List, from the lines below, each one with "seinen" in it.

── Task data

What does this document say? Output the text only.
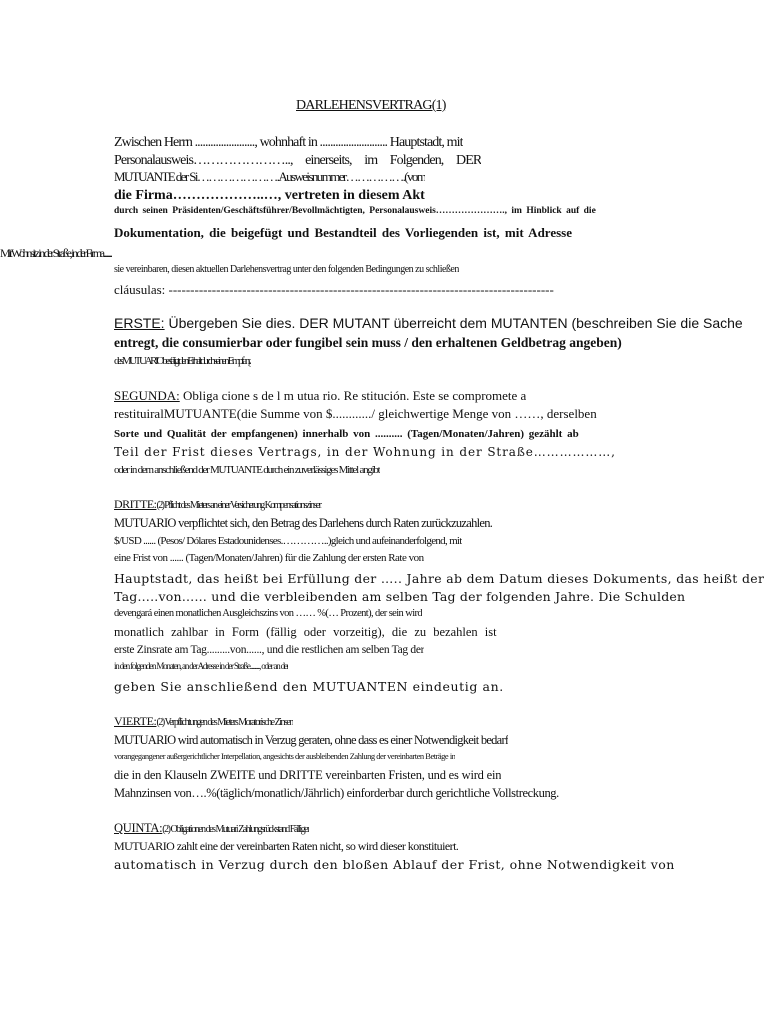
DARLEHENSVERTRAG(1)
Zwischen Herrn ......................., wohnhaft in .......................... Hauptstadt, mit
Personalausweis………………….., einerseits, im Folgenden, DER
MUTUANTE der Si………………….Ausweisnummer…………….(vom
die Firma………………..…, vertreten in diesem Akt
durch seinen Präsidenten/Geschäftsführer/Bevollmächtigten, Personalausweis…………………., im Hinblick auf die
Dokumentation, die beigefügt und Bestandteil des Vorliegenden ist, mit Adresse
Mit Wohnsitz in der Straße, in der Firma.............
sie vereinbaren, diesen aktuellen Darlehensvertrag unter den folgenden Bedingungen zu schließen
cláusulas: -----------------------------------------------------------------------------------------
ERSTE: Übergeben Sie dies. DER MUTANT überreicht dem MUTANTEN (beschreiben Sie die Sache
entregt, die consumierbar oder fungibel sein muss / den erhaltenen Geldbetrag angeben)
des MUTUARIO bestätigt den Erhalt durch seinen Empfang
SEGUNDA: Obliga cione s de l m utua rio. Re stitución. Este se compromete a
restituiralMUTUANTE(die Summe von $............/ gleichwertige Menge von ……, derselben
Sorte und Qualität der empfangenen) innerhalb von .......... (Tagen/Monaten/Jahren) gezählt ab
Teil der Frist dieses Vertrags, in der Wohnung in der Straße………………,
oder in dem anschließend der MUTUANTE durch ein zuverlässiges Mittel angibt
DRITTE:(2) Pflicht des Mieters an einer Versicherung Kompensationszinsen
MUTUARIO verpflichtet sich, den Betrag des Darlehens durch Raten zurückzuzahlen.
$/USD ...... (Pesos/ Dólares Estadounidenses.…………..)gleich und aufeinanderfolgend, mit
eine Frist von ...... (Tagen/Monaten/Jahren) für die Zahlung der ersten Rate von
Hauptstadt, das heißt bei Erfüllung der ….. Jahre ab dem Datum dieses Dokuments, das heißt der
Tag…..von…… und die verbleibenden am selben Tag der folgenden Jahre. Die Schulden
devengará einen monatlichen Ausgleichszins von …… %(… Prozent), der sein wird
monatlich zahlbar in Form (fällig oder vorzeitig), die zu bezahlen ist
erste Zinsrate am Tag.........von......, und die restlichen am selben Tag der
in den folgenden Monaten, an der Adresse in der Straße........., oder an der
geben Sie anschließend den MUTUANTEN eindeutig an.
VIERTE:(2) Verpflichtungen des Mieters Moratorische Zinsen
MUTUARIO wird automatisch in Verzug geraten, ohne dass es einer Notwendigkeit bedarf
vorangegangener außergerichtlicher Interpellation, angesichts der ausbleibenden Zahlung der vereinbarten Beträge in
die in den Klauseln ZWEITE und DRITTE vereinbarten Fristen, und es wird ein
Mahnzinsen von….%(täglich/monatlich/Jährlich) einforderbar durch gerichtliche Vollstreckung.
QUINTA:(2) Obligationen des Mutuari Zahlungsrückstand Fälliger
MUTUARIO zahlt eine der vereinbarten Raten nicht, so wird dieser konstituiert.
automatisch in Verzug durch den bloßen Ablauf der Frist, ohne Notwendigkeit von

────
── Task data

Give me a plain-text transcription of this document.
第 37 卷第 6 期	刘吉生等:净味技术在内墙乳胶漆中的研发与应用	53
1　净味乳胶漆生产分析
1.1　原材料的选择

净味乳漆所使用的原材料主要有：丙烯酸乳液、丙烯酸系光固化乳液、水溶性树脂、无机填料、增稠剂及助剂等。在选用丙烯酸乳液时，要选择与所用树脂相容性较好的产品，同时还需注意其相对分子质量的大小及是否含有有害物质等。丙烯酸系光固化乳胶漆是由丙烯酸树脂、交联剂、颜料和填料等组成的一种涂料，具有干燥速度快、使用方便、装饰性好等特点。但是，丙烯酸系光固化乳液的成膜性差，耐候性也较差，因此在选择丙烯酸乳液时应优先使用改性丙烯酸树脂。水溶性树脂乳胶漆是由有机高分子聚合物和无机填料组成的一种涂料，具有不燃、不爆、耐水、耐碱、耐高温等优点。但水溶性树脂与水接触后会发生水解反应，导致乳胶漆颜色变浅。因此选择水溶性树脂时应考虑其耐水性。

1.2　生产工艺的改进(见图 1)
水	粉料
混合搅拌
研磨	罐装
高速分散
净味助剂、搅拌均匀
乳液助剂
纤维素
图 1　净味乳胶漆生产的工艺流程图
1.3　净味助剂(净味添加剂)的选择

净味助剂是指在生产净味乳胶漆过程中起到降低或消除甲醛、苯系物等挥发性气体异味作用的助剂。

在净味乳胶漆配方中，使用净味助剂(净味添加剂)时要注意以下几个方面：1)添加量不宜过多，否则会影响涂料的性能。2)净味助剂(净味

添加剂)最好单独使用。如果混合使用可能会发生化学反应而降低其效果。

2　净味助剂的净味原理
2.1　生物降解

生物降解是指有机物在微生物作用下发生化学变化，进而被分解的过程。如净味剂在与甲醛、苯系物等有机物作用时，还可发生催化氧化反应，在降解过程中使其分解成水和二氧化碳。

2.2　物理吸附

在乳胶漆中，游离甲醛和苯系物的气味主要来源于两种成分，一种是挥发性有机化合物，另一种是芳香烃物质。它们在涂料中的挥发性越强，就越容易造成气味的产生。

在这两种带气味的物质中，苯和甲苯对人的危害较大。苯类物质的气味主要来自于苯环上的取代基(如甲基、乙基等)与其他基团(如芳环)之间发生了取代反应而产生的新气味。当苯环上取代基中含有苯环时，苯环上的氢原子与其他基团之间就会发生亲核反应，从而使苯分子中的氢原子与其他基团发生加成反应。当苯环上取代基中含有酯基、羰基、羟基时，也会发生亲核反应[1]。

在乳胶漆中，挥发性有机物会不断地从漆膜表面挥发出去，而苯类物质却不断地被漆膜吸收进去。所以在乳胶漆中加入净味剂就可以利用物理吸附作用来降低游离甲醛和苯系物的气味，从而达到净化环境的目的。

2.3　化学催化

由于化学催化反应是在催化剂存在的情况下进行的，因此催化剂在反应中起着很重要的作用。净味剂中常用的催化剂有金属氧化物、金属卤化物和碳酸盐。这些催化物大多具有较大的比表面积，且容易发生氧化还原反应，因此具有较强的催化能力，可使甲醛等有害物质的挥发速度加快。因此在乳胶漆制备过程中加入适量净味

────
── Task data

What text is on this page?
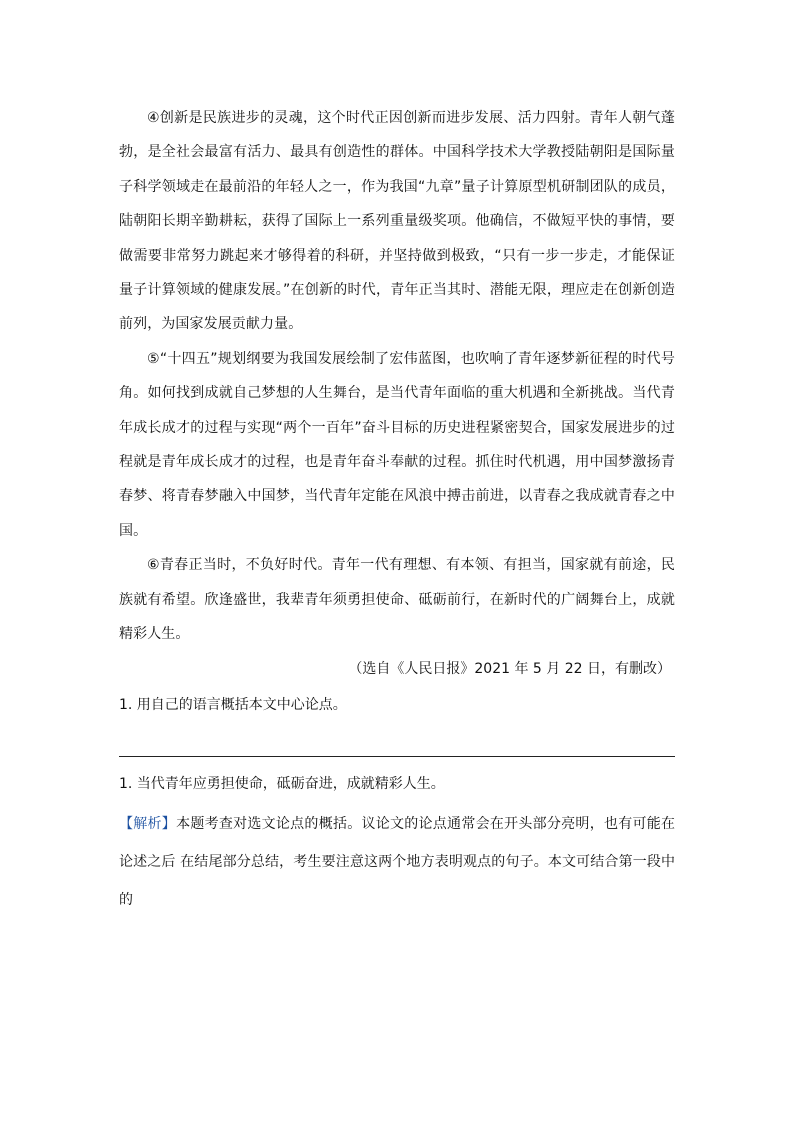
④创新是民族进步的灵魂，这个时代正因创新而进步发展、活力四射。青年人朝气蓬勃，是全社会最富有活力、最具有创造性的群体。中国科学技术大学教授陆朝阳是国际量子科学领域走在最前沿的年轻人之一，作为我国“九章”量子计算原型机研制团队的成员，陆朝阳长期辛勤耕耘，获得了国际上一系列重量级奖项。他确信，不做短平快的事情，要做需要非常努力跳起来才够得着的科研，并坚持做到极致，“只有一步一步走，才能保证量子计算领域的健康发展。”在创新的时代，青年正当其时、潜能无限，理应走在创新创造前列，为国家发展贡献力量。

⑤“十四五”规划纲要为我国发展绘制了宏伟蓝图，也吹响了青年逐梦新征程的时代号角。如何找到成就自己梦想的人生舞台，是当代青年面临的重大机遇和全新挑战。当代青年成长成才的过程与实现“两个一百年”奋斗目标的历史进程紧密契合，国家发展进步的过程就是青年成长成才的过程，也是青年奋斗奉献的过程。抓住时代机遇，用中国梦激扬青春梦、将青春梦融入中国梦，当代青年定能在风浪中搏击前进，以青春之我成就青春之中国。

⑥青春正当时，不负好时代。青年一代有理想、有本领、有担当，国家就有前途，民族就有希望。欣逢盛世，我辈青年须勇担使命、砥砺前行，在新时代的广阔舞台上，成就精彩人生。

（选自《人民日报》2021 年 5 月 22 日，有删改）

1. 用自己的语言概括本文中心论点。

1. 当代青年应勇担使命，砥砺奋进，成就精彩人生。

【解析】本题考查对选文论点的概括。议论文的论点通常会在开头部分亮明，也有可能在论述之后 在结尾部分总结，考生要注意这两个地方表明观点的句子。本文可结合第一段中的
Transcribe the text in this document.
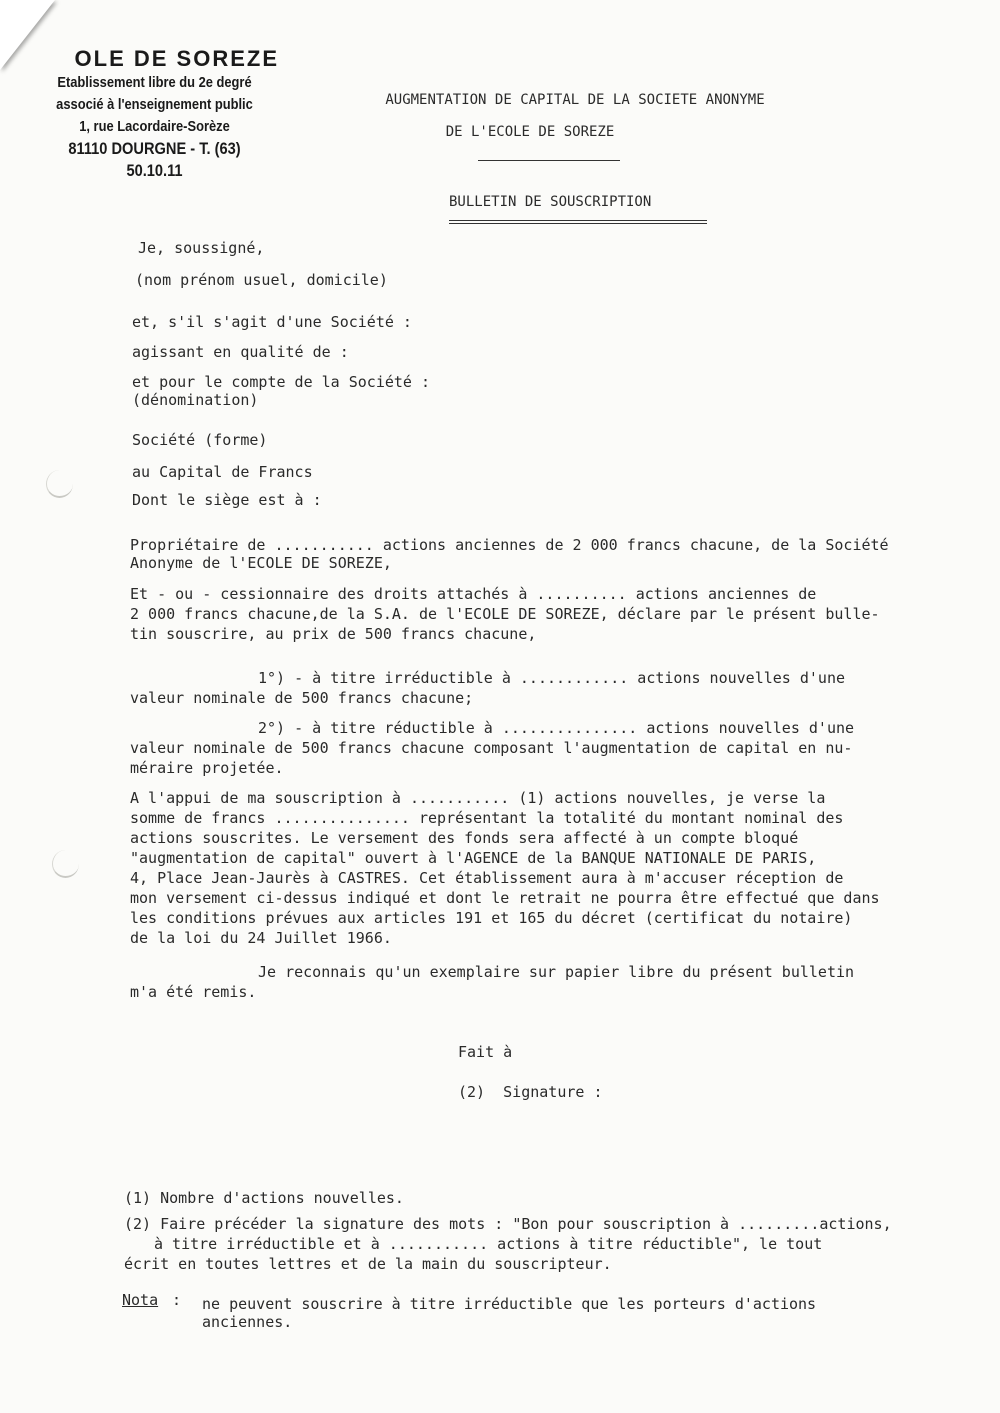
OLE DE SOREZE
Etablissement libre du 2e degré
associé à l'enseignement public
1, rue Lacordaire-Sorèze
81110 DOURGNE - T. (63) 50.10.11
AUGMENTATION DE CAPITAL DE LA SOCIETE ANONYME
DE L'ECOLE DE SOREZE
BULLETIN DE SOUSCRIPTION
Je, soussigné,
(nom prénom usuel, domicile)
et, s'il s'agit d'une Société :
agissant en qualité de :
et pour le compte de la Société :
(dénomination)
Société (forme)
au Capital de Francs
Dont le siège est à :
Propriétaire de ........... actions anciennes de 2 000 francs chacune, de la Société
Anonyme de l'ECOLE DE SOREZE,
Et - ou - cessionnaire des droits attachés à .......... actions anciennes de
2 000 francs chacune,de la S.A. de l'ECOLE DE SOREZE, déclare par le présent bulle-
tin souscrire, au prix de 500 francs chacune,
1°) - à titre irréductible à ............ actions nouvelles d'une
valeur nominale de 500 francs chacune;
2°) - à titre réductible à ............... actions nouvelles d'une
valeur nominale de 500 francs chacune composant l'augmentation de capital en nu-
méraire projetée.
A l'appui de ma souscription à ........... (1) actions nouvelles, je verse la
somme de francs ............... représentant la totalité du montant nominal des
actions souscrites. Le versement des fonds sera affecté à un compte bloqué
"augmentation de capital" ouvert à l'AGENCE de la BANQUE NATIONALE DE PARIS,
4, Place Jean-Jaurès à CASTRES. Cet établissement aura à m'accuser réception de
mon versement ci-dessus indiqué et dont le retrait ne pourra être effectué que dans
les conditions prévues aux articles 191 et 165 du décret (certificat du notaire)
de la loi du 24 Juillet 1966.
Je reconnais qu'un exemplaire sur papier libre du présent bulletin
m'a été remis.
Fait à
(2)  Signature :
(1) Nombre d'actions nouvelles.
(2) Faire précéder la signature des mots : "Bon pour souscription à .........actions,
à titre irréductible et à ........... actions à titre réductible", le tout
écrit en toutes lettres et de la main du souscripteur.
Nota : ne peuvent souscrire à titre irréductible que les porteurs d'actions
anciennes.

────

**Expected output:**
durch seinen Präsidenten/Geschäftsführer/Bevollmächtigten, Personalausweis…………………., im Hinblick auf die
des MUTUARIO bestätigt den Erhalt durch seinen Empfang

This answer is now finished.